*Stated task*
Go through the material below and copy each line where the word "trimestrali" appears.

*Given data*

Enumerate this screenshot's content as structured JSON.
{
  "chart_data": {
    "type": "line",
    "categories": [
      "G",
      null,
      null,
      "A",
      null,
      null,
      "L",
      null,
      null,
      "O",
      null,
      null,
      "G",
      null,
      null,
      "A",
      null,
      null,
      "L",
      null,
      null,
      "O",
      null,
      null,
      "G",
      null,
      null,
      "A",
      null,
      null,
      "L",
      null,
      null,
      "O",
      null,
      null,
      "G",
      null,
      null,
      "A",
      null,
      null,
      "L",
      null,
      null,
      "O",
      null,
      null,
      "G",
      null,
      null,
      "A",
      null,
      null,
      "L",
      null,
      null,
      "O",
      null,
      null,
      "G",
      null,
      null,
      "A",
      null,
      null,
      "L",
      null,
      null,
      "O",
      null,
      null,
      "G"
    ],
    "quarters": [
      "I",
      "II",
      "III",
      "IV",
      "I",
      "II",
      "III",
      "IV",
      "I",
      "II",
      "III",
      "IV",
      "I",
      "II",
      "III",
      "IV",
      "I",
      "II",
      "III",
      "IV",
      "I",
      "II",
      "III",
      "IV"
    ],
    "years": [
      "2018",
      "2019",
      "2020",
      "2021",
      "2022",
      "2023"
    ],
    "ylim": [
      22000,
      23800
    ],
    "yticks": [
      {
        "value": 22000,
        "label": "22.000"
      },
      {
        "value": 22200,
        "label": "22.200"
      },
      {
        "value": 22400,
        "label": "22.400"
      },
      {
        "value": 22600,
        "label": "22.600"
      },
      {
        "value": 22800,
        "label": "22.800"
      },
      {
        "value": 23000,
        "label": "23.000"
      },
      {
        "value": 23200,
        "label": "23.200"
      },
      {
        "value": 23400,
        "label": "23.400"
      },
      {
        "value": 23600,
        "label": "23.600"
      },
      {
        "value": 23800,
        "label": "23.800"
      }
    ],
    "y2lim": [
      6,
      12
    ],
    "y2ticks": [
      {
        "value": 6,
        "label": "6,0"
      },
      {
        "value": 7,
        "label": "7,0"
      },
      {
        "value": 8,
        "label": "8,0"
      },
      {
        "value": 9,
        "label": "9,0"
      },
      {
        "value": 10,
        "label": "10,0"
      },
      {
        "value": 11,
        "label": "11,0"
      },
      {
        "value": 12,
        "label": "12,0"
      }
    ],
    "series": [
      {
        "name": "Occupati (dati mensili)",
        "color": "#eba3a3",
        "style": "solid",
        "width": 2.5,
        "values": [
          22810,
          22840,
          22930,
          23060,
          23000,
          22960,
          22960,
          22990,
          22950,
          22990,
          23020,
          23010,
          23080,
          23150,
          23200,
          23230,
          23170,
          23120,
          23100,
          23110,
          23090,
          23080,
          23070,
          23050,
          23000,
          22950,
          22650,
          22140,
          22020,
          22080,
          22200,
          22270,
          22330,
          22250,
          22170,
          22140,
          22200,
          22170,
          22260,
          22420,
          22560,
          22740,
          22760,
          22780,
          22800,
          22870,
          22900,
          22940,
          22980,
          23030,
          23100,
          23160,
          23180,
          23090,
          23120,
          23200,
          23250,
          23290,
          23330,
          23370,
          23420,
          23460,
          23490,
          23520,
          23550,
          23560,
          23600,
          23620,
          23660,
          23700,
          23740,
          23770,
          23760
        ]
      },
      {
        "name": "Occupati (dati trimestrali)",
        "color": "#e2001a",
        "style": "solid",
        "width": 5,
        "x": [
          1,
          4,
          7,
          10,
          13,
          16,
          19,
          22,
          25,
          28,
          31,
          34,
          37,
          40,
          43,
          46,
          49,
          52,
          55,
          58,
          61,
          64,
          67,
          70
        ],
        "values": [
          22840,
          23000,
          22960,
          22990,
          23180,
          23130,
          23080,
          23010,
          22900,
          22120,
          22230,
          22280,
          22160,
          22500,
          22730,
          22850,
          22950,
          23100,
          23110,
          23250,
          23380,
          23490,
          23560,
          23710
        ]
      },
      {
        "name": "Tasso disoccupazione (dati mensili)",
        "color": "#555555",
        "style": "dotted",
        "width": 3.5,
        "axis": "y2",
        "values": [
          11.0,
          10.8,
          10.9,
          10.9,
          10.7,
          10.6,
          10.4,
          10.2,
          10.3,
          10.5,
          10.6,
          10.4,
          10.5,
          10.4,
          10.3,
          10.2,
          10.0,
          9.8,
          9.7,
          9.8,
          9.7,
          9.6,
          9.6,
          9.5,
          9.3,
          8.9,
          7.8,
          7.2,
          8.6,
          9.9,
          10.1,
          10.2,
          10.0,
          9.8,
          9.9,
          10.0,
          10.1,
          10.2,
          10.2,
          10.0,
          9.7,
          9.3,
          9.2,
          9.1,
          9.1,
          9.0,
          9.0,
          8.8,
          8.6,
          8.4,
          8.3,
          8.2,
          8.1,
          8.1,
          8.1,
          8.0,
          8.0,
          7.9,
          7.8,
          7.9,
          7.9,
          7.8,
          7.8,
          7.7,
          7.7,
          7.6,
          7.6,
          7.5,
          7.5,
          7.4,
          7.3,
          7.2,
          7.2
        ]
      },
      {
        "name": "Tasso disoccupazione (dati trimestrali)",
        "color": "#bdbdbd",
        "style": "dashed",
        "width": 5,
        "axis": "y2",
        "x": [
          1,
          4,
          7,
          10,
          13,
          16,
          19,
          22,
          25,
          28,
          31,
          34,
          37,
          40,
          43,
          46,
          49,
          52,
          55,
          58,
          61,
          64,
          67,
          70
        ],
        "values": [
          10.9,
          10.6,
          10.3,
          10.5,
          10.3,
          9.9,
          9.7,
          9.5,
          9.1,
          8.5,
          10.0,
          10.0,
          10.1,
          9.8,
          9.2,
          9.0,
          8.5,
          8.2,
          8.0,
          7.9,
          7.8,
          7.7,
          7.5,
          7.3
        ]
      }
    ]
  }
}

*Full answer*
        "name": "Occupati (dati trimestrali)",
        "name": "Tasso disoccupazione (dati trimestrali)",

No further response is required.